• **GOAL OF THE EXERCISE**: Collect all lines containing the word "title" from the data.
## start
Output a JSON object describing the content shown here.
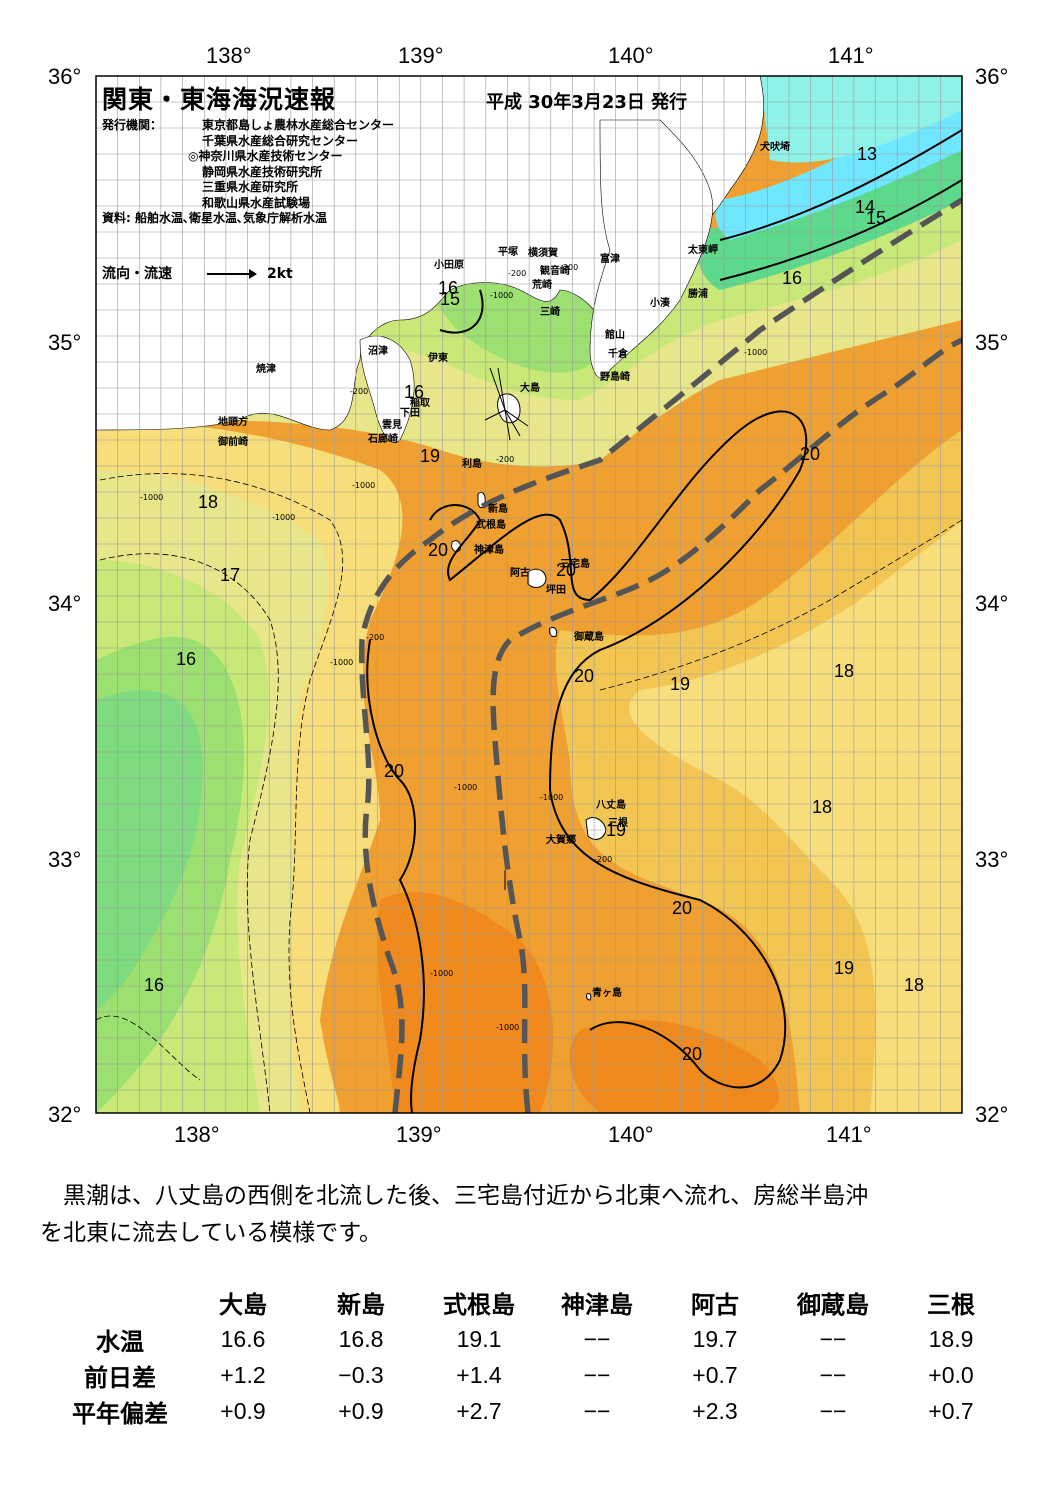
{
  "map": {
    "title": "関東・東海海況速報",
    "date": "平成 30年3月23日 発行",
    "publisher_label": "発行機関：",
    "publishers": [
      "東京都島しょ農林水産総合センター",
      "千葉県水産総合研究センター",
      "◎神奈川県水産技術センター",
      "静岡県水産技術研究所",
      "三重県水産研究所",
      "和歌山県水産試験場"
    ],
    "sources": "資料: 船舶水温､衛星水温､気象庁解析水温",
    "legend_label": "流向・流速",
    "legend_scale": "2kt",
    "lon_labels": [
      "138°",
      "139°",
      "140°",
      "141°"
    ],
    "lat_labels": [
      "36°",
      "35°",
      "34°",
      "33°",
      "32°"
    ],
    "colors": {
      "t13": "#6fe8ff",
      "t14": "#5cd98a",
      "t15": "#9be070",
      "t16": "#c8e878",
      "t17": "#e8e68a",
      "t18": "#f7de7a",
      "t19": "#f3c654",
      "t20": "#f0a030",
      "t21": "#f08a1c",
      "land": "#ffffff",
      "kuroshio": "#555555"
    },
    "place_names": [
      "犬吠埼",
      "太東岬",
      "勝浦",
      "小湊",
      "富津",
      "横須賀",
      "観音崎",
      "荒崎",
      "三崎",
      "平塚",
      "小田原",
      "館山",
      "千倉",
      "野島崎",
      "沼津",
      "伊東",
      "稲取",
      "下田",
      "雲見",
      "石廊崎",
      "焼津",
      "地頭方",
      "御前崎",
      "大島",
      "利島",
      "新島",
      "式根島",
      "神津島",
      "三宅島",
      "阿古",
      "坪田",
      "御蔵島",
      "八丈島",
      "三根",
      "大賀郷",
      "青ヶ島"
    ],
    "isotherms": [
      "13",
      "14",
      "15",
      "16",
      "15",
      "16",
      "16",
      "18",
      "17",
      "16",
      "19",
      "20",
      "20",
      "20",
      "20",
      "19",
      "18",
      "18",
      "20",
      "20",
      "19",
      "18",
      "16",
      "20",
      "19",
      "19"
    ],
    "depths": [
      "-200",
      "-1000",
      "-200",
      "-200",
      "-1000",
      "-200",
      "-1000",
      "-1000",
      "-1000",
      "-200",
      "-1000",
      "-1000",
      "-1000",
      "-1000",
      "-200",
      "-1000"
    ]
  },
  "comment": [
    "黒潮は、八丈島の西側を北流した後、三宅島付近から北東へ流れ、房総半島沖",
    "を北東に流去している模様です。"
  ],
  "table": {
    "columns": [
      "大島",
      "新島",
      "式根島",
      "神津島",
      "阿古",
      "御蔵島",
      "三根"
    ],
    "rows": [
      {
        "label": "水温",
        "values": [
          "16.6",
          "16.8",
          "19.1",
          "−−",
          "19.7",
          "−−",
          "18.9"
        ]
      },
      {
        "label": "前日差",
        "values": [
          "+1.2",
          "−0.3",
          "+1.4",
          "−−",
          "+0.7",
          "−−",
          "+0.0"
        ]
      },
      {
        "label": "平年偏差",
        "values": [
          "+0.9",
          "+0.9",
          "+2.7",
          "−−",
          "+2.3",
          "−−",
          "+0.7"
        ]
      }
    ]
  }
}
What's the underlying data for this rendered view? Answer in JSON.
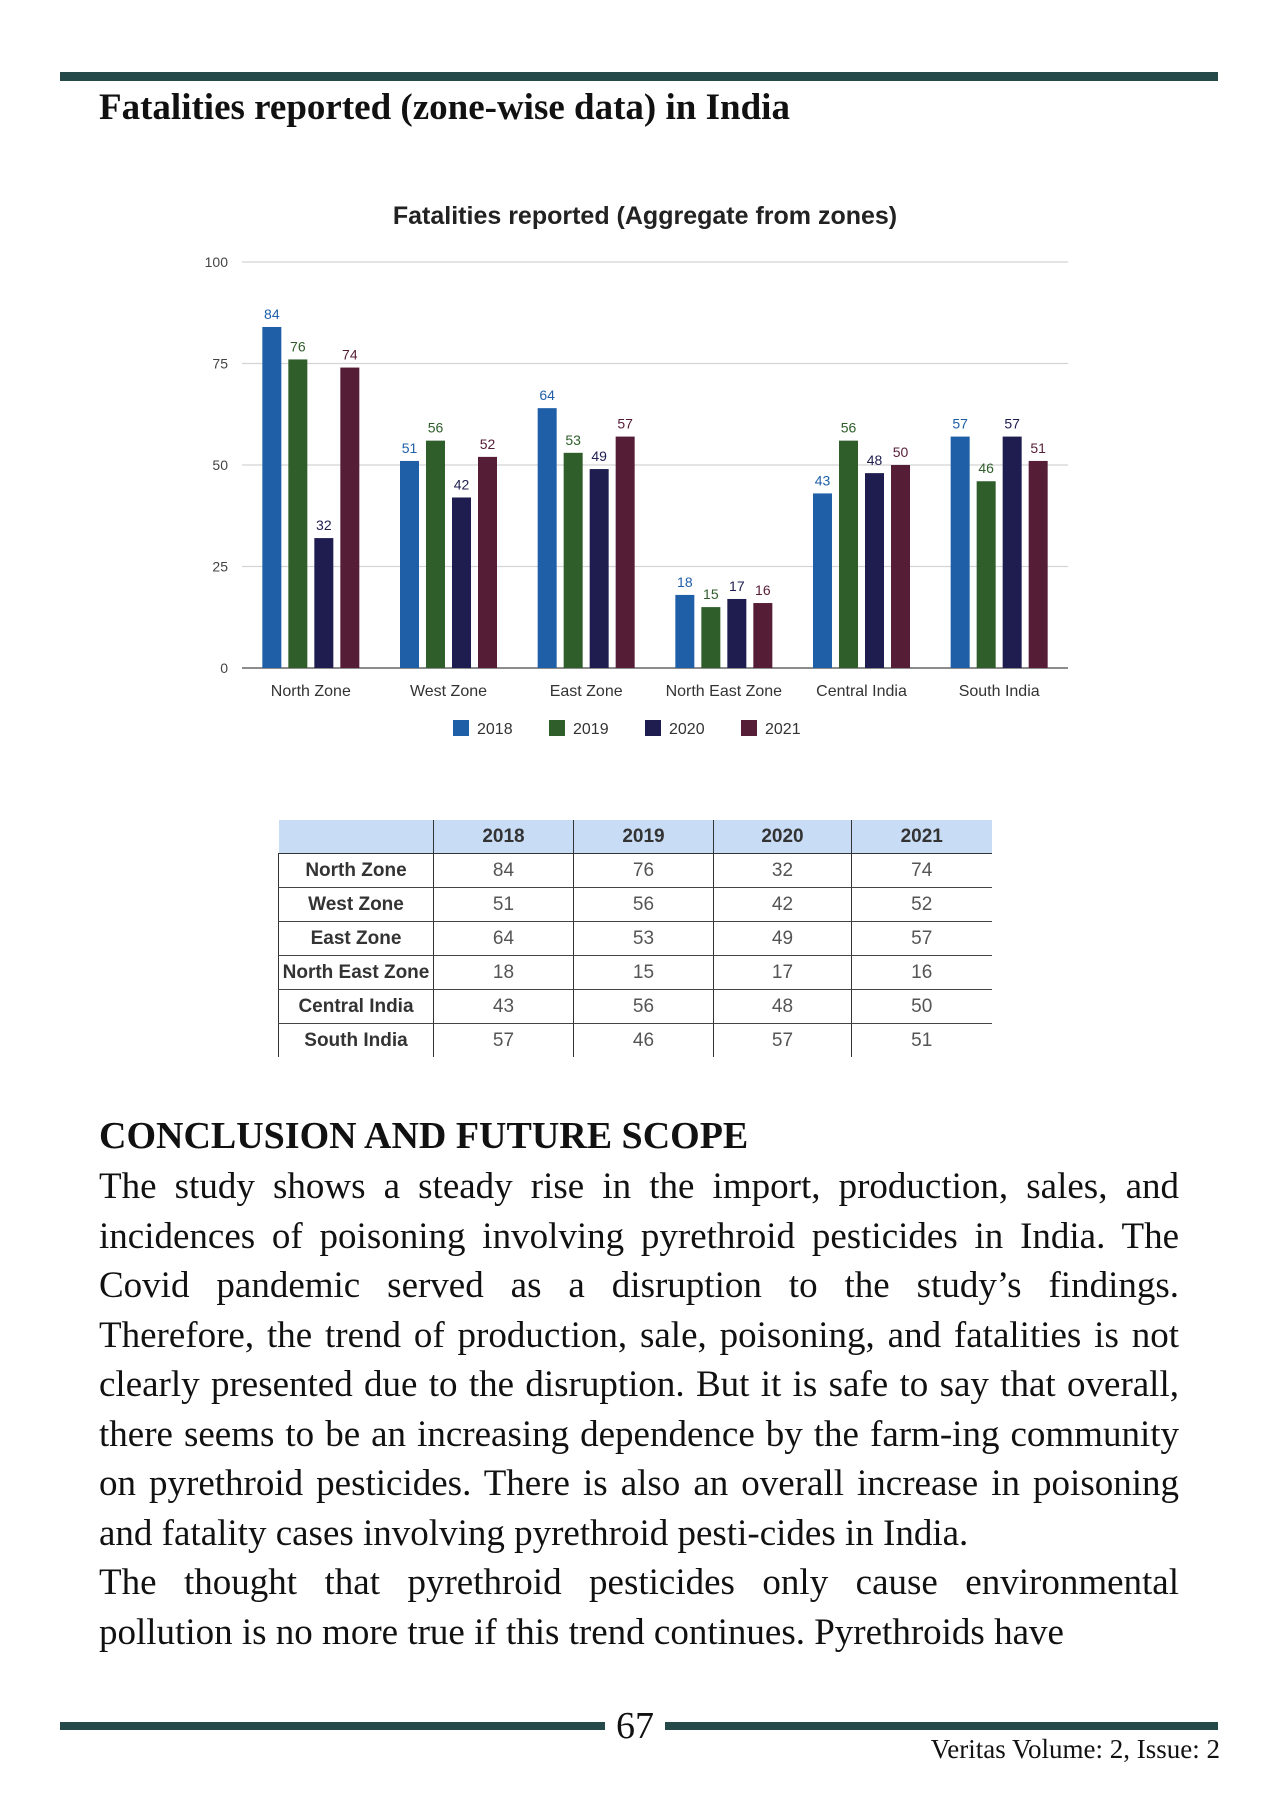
{
  "section_heading": "Fatalities reported (zone-wise data) in India",
  "chart_data": {
    "type": "bar",
    "title": "Fatalities reported (Aggregate from zones)",
    "categories": [
      "North Zone",
      "West Zone",
      "East Zone",
      "North East Zone",
      "Central India",
      "South India"
    ],
    "series": [
      {
        "name": "2018",
        "values": [
          84,
          51,
          64,
          18,
          43,
          57
        ]
      },
      {
        "name": "2019",
        "values": [
          76,
          56,
          53,
          15,
          56,
          46
        ]
      },
      {
        "name": "2020",
        "values": [
          32,
          42,
          49,
          17,
          48,
          57
        ]
      },
      {
        "name": "2021",
        "values": [
          74,
          52,
          57,
          16,
          50,
          51
        ]
      }
    ],
    "colors": [
      "#1f5fa8",
      "#2f5e2a",
      "#1f1d50",
      "#561d36"
    ],
    "label_colors": [
      "#1f5fa8",
      "#2f5e2a",
      "#1f1d50",
      "#561d36"
    ],
    "ylim": [
      0,
      100
    ],
    "yticks": [
      0,
      25,
      50,
      75,
      100
    ],
    "grid": true,
    "legend_position": "bottom"
  },
  "table": {
    "headers": [
      "",
      "2018",
      "2019",
      "2020",
      "2021"
    ],
    "rows": [
      [
        "North Zone",
        "84",
        "76",
        "32",
        "74"
      ],
      [
        "West Zone",
        "51",
        "56",
        "42",
        "52"
      ],
      [
        "East Zone",
        "64",
        "53",
        "49",
        "57"
      ],
      [
        "North East Zone",
        "18",
        "15",
        "17",
        "16"
      ],
      [
        "Central India",
        "43",
        "56",
        "48",
        "50"
      ],
      [
        "South India",
        "57",
        "46",
        "57",
        "51"
      ]
    ]
  },
  "conclusion": {
    "heading": "CONCLUSION AND FUTURE SCOPE",
    "paragraph1": "The study shows a steady rise in the import, production, sales, and incidences of poisoning involving pyrethroid pesticides in India. The Covid pandemic served as a disruption to the study’s findings. Therefore, the trend of production, sale, poisoning, and fatalities is not clearly presented due to the disruption. But it is safe to say that overall, there seems to be an increasing dependence by the farm-ing community on pyrethroid pesticides. There is also an overall increase in poisoning and fatality cases involving pyrethroid pesti-cides in India.",
    "paragraph2": "The thought that pyrethroid pesticides only cause environmental pollution is no more true if this trend continues. Pyrethroids have"
  },
  "footer": {
    "page_number": "67",
    "journal": "Veritas Volume: 2, Issue: 2"
  }
}
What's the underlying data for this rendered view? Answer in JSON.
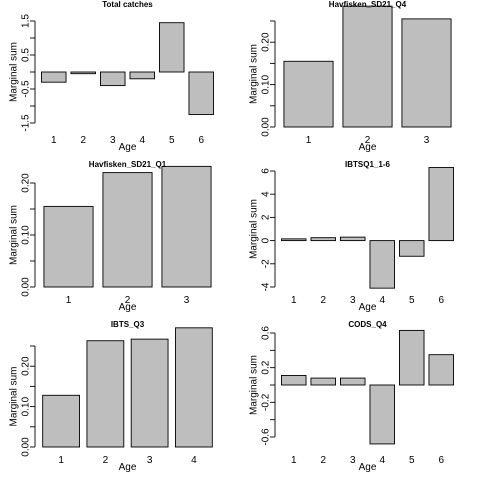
{
  "chart_data": [
    {
      "type": "bar",
      "title": "Total catches",
      "xlabel": "Age",
      "ylabel": "Marginal sum",
      "categories": [
        "1",
        "2",
        "3",
        "4",
        "5",
        "6"
      ],
      "values": [
        -0.3,
        -0.05,
        -0.4,
        -0.2,
        1.45,
        -1.25
      ],
      "ylim": [
        -1.5,
        1.5
      ],
      "yticks": [
        "-1.5",
        "-0.5",
        "0.5",
        "1.5"
      ],
      "yticks_minor": [
        -1.0,
        0.0,
        1.0
      ]
    },
    {
      "type": "bar",
      "title": "Havfisken_SD21_Q4",
      "xlabel": "Age",
      "ylabel": "Marginal sum",
      "categories": [
        "1",
        "2",
        "3"
      ],
      "values": [
        0.155,
        0.285,
        0.255
      ],
      "ylim": [
        0.0,
        0.25
      ],
      "yticks": [
        "0.00",
        "0.10",
        "0.20"
      ],
      "yticks_minor": [
        0.05,
        0.15,
        0.25
      ]
    },
    {
      "type": "bar",
      "title": "Havfisken_SD21_Q1",
      "xlabel": "Age",
      "ylabel": "Marginal sum",
      "categories": [
        "1",
        "2",
        "3"
      ],
      "values": [
        0.155,
        0.22,
        0.232
      ],
      "ylim": [
        0.0,
        0.2
      ],
      "yticks": [
        "0.00",
        "0.10",
        "0.20"
      ],
      "yticks_minor": [
        0.05,
        0.15
      ]
    },
    {
      "type": "bar",
      "title": "IBTSQ1_1-6",
      "xlabel": "Age",
      "ylabel": "Marginal sum",
      "categories": [
        "1",
        "2",
        "3",
        "4",
        "5",
        "6"
      ],
      "values": [
        0.15,
        0.25,
        0.3,
        -4.1,
        -1.35,
        6.3
      ],
      "ylim": [
        -4,
        6
      ],
      "yticks": [
        "-4",
        "-2",
        "0",
        "2",
        "4",
        "6"
      ],
      "yticks_minor": []
    },
    {
      "type": "bar",
      "title": "IBTS_Q3",
      "xlabel": "Age",
      "ylabel": "Marginal sum",
      "categories": [
        "1",
        "2",
        "3",
        "4"
      ],
      "values": [
        0.128,
        0.263,
        0.267,
        0.295
      ],
      "ylim": [
        0.0,
        0.25
      ],
      "yticks": [
        "0.00",
        "0.10",
        "0.20"
      ],
      "yticks_minor": [
        0.05,
        0.15,
        0.25
      ]
    },
    {
      "type": "bar",
      "title": "CODS_Q4",
      "xlabel": "Age",
      "ylabel": "Marginal sum",
      "categories": [
        "1",
        "2",
        "3",
        "4",
        "5",
        "6"
      ],
      "values": [
        0.11,
        0.08,
        0.08,
        -0.68,
        0.63,
        0.35
      ],
      "ylim": [
        -0.6,
        0.6
      ],
      "yticks": [
        "-0.6",
        "-0.2",
        "0.2",
        "0.6"
      ],
      "yticks_minor": [
        -0.4,
        0.0,
        0.4
      ]
    }
  ]
}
## end
• **COMPLETED TASK**:
    "title": "関東・東海海況速報",
    "title": "Fatalities reported (Aggregate from zones)",
      "title": "Total catches",
      "title": "Havfisken_SD21_Q4",
      "title": "Havfisken_SD21_Q1",
      "title": "IBTSQ1_1-6",
      "title": "IBTS_Q3",
      "title": "CODS_Q4",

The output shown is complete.